▶ **EXTRACT**:

Redis Compression
Why compress data in Redis
Redis does not natively include any mechanism for compressing data. Efficient memory usage is crucial to minimize the need for large instances, as all data is stored in memory. However, some lists in Xalok, such as *:publish:current_lists
, have a quadratic cost (number of news items by the number of lists), which results in high memory consumption. Therefore, it becomes necessary to find a mechanism to compress this information.
ZSTD Dictionary Compression
Zstandard (ZSTD) is a modern compression algorithm designed to balance high compression ratios with fast decompression speeds. One of its key features is dictionary-based compression, which makes it particularly effective for datasets with a lot of repeated patterns—like the *:publish:current_lists
in Xalok.
Key Benefits of ZSTD:
- Efficient Memory Usage: Redis stores all data in memory, so reducing the memory footprint is critical. ZSTD's dictionary compression excels at handling repetitive data patterns by referencing a pre-built dictionary that contains common sequences.
- High Compression Ratio: Lists like
*:publish:current_lists
can have a quadratic memory cost due to a large number of repeated items across multiple lists. ZSTD can dramatically reduce this overhead by compressing recurring patterns more effectively than standard compression techniques. - Speed: ZSTD offers fast decompression, ensuring that while we save memory, we still maintain high read performance when accessing this data.
- Customization: You can create a custom dictionary tailored to the specific patterns in the
*:publish:current_lists
dataset, which further optimizes compression efficiency.

[Items stored in a collection]
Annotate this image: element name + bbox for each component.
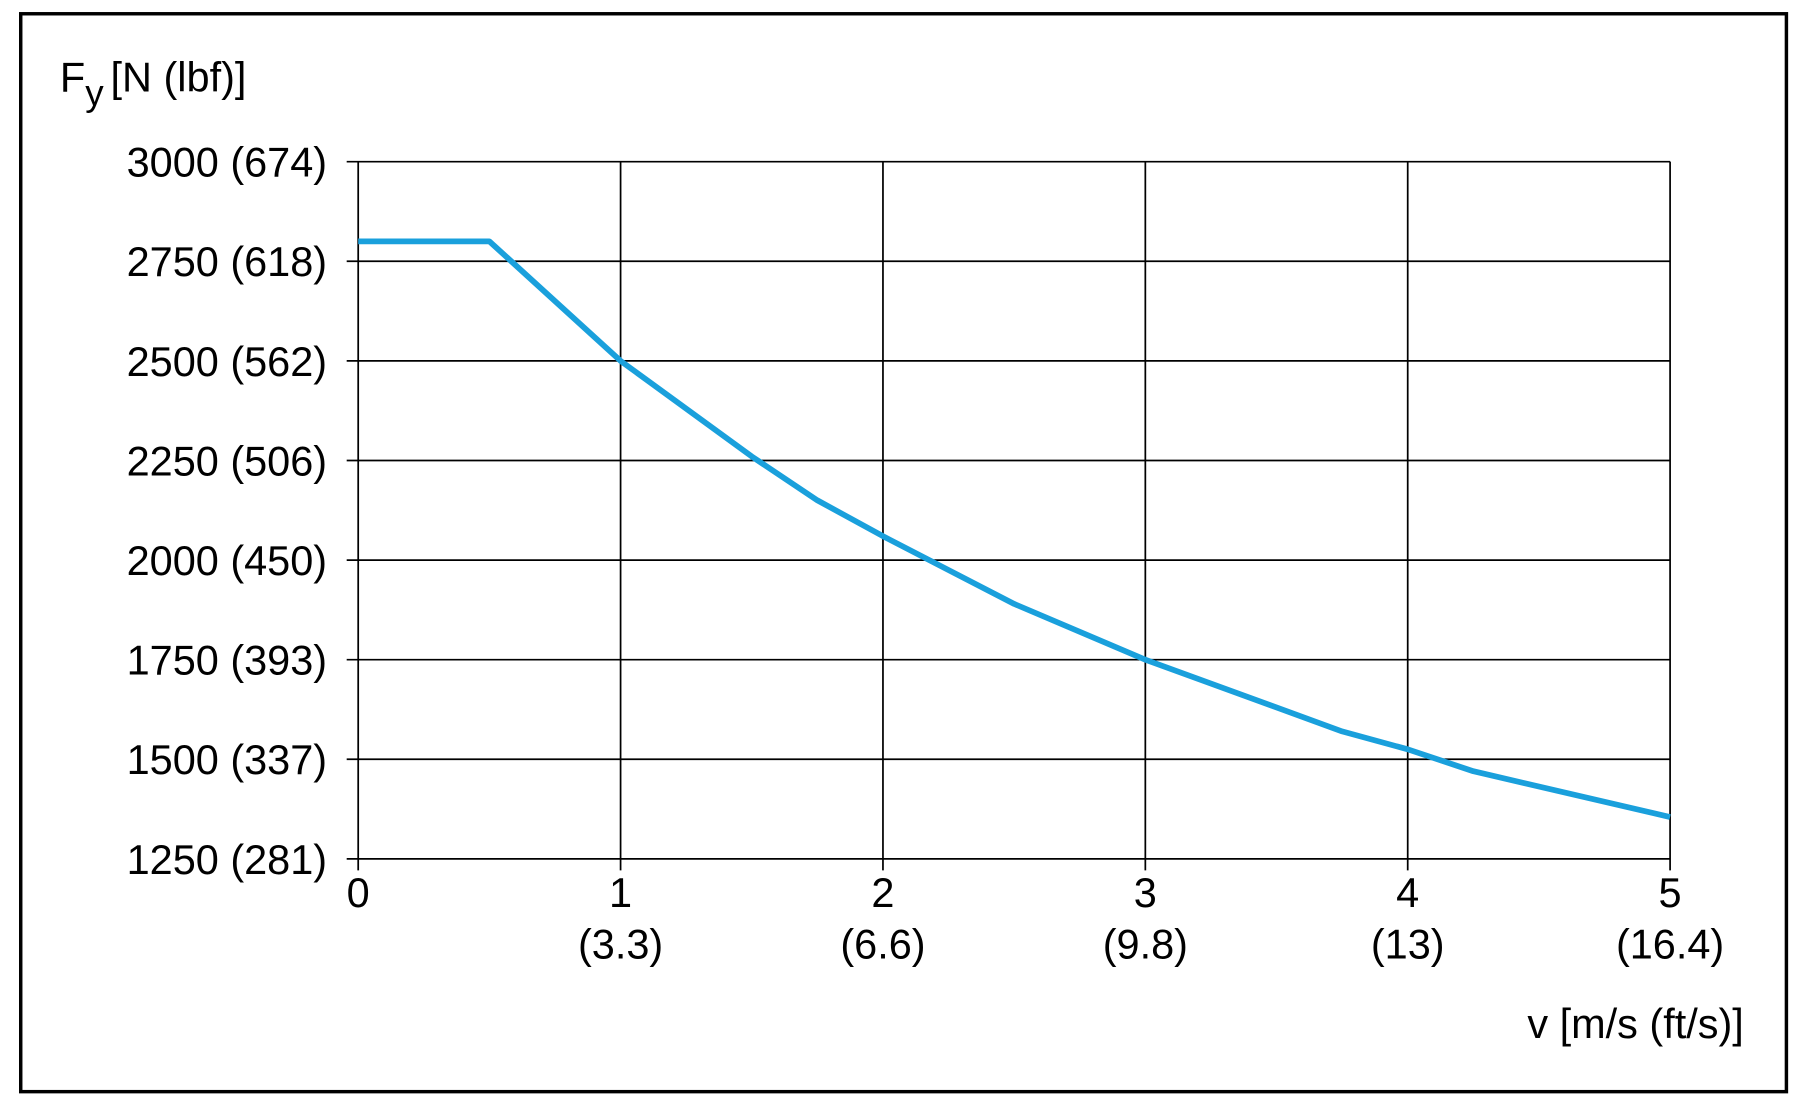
y-tick-label: 2000 (450) [127, 538, 328, 584]
x-tick-label: 0 [347, 870, 370, 916]
y-label-symbol: F [60, 55, 85, 101]
y-tick-label: 3000 (674) [127, 140, 328, 186]
x-tick-label: 1 [609, 870, 632, 916]
y-tick-label: 2250 (506) [127, 438, 328, 484]
x-tick-sublabel: (9.8) [1103, 922, 1188, 968]
y-label-unit: [N (lbf)] [111, 55, 247, 101]
y-axis-label: Fy [N (lbf)] [60, 55, 247, 114]
x-tick-sublabel: (16.4) [1616, 922, 1724, 968]
x-tick-label: 5 [1659, 870, 1682, 916]
x-tick-label: 3 [1134, 870, 1157, 916]
x-tick-sublabel: (13) [1371, 922, 1445, 968]
y-label-subscript: y [85, 73, 104, 114]
y-tick-label: 1500 (337) [127, 737, 328, 783]
y-tick-label: 1750 (393) [127, 638, 328, 684]
x-axis-label: v [m/s (ft/s)] [1527, 1001, 1743, 1047]
y-tick-label: 2750 (618) [127, 239, 328, 285]
x-tick-sublabel: (3.3) [578, 922, 663, 968]
frame [19, 12, 1789, 1094]
y-tick-label: 1250 (281) [127, 837, 328, 883]
y-tick-label: 2500 (562) [127, 339, 328, 385]
x-tick-label: 2 [871, 870, 894, 916]
x-tick-sublabel: (6.6) [840, 922, 925, 968]
x-tick-label: 4 [1396, 870, 1419, 916]
data-line [358, 238, 1671, 820]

▶ **WHAT YOU NEED TO DO**:
(1) Copy the part of the entries that opens with the line containing "y-tick-label: 2000 (450) [127, 538, 328, 584]" and closes with the line containing "y-tick-label: 1500 (337) [127, 737, 328, 783]", keeping both of those lines.
(2) Carry on writing the Redis compression text from the point at which it stops.
The Redis compression text and the entries have no connection to each other.

▶ **SET OF ANSWERS**:
(1)
y-tick-label: 2000 (450) [127, 538, 328, 584]
x-tick-label: 0 [347, 870, 370, 916]
y-label-symbol: F [60, 55, 85, 101]
y-tick-label: 3000 (674) [127, 140, 328, 186]
x-tick-label: 1 [609, 870, 632, 916]
y-tick-label: 2250 (506) [127, 438, 328, 484]
x-tick-sublabel: (9.8) [1103, 922, 1188, 968]
y-label-unit: [N (lbf)] [111, 55, 247, 101]
y-axis-label: Fy [N (lbf)] [60, 55, 247, 114]
x-tick-sublabel: (16.4) [1616, 922, 1724, 968]
x-tick-label: 5 [1659, 870, 1682, 916]
x-tick-label: 3 [1134, 870, 1157, 916]
x-tick-sublabel: (13) [1371, 922, 1445, 968]
y-label-subscript: y [85, 73, 104, 114]
y-tick-label: 1500 (337) [127, 737, 328, 783]

(2)
Applying ZSTD compression to *:publish:current_lists
would significantly reduce memory usage by leveraging the repetitive nature of the data, all while maintaining high performance in Redis. Since the compression process is independent of any business logic, it is completely decoupled and can be modified or removed in the future without impacting other parts of the system.
How to compress new data
In order to automatically compress and decompress the data stored in Redis, we can wrap the existing getter and setter methods with a compression service. This approach ensures that the logic for compression and decompression is handled transparently, without requiring changes in other parts of the codebase.
Here’s how you can adapt the existing methods:
Original Getter and Setter
The original methods simply retrieve and store data without any compression:
protected function _getLists($key)
{
return $this->redis->hget($this->prefix . static::CURRENT_LIST_SET_NAME, $key);
}
protected function _setLists($key, $value)
{
return $this->redis->hset($this->prefix . static::CURRENT_LIST_SET_NAME, $key, $value);
}
Adding Compression
By wrapping these methods with a compression service, we can ensure that data is compressed when it is stored and decompressed when it is retrieved:
protected function _getLists($key)
{
return $this->compressionService->decompress_publish_current_list(
$this->redis->hget($this->prefix . static::CURRENT_LIST_SET_NAME, $key)
);
}
protected function _setLists($key, $value)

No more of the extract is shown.